• [Given exercise] Your task is to repeat all of the data exactly while excluding the pictures.
-- START OF Record list --
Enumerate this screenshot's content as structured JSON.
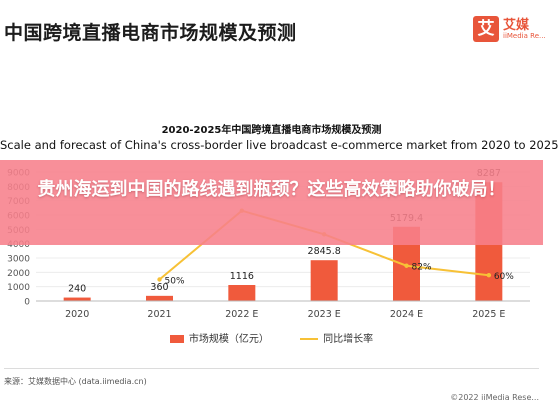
{
  "header": {
    "title": "中国跨境直播电商市场规模及预测",
    "logo_mark": "艾",
    "logo_name": "艾媒",
    "logo_en": "iiMedia Re..."
  },
  "banner": {
    "headline": "贵州海运到中国的路线遇到瓶颈？这些高效策略助你破局！"
  },
  "chart_data": {
    "type": "bar",
    "title": "2020-2025年中国跨境直播电商市场规模及预测",
    "subtitle": "Scale and forecast of China's cross-border live broadcast e-commerce market from 2020 to 2025",
    "categories": [
      "2020",
      "2021",
      "2022 E",
      "2023 E",
      "2024 E",
      "2025 E"
    ],
    "series": [
      {
        "name": "市场规模（亿元）",
        "type": "bar",
        "color": "#f05a3c",
        "values": [
          240,
          360,
          1116,
          2845.8,
          5179.4,
          8287
        ],
        "labels": [
          "240",
          "360",
          "1116",
          "2845.8",
          "5179.4",
          "8287"
        ]
      },
      {
        "name": "同比增长率",
        "type": "line",
        "color": "#f7c136",
        "values": [
          null,
          50,
          210,
          155,
          82,
          60
        ],
        "labels": [
          "",
          "50%",
          "",
          "",
          "82%",
          "60%"
        ]
      }
    ],
    "y_ticks": [
      0,
      1000,
      2000,
      3000,
      4000,
      5000,
      6000,
      7000,
      8000,
      9000
    ],
    "ylim": [
      0,
      9000
    ],
    "y2lim": [
      0,
      300
    ],
    "legend_position": "bottom",
    "grid": true
  },
  "footer": {
    "source": "来源：艾媒数据中心 (data.iimedia.cn)",
    "copyright": "©2022 iiMedia Rese..."
  }
}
-- END OF Record list --
• [Final answer]
Enumerate this screenshot's content as structured JSON.
{
  "header": {
    "title": "中国跨境直播电商市场规模及预测",
    "logo_mark": "艾",
    "logo_name": "艾媒",
    "logo_en": "iiMedia Re..."
  },
  "banner": {
    "headline": "贵州海运到中国的路线遇到瓶颈？这些高效策略助你破局！"
  },
  "chart_data": {
    "type": "bar",
    "title": "2020-2025年中国跨境直播电商市场规模及预测",
    "subtitle": "Scale and forecast of China's cross-border live broadcast e-commerce market from 2020 to 2025",
    "categories": [
      "2020",
      "2021",
      "2022 E",
      "2023 E",
      "2024 E",
      "2025 E"
    ],
    "series": [
      {
        "name": "市场规模（亿元）",
        "type": "bar",
        "color": "#f05a3c",
        "values": [
          240,
          360,
          1116,
          2845.8,
          5179.4,
          8287
        ],
        "labels": [
          "240",
          "360",
          "1116",
          "2845.8",
          "5179.4",
          "8287"
        ]
      },
      {
        "name": "同比增长率",
        "type": "line",
        "color": "#f7c136",
        "values": [
          null,
          50,
          210,
          155,
          82,
          60
        ],
        "labels": [
          "",
          "50%",
          "",
          "",
          "82%",
          "60%"
        ]
      }
    ],
    "y_ticks": [
      0,
      1000,
      2000,
      3000,
      4000,
      5000,
      6000,
      7000,
      8000,
      9000
    ],
    "ylim": [
      0,
      9000
    ],
    "y2lim": [
      0,
      300
    ],
    "legend_position": "bottom",
    "grid": true
  },
  "footer": {
    "source": "来源：艾媒数据中心 (data.iimedia.cn)",
    "copyright": "©2022 iiMedia Rese..."
  }
}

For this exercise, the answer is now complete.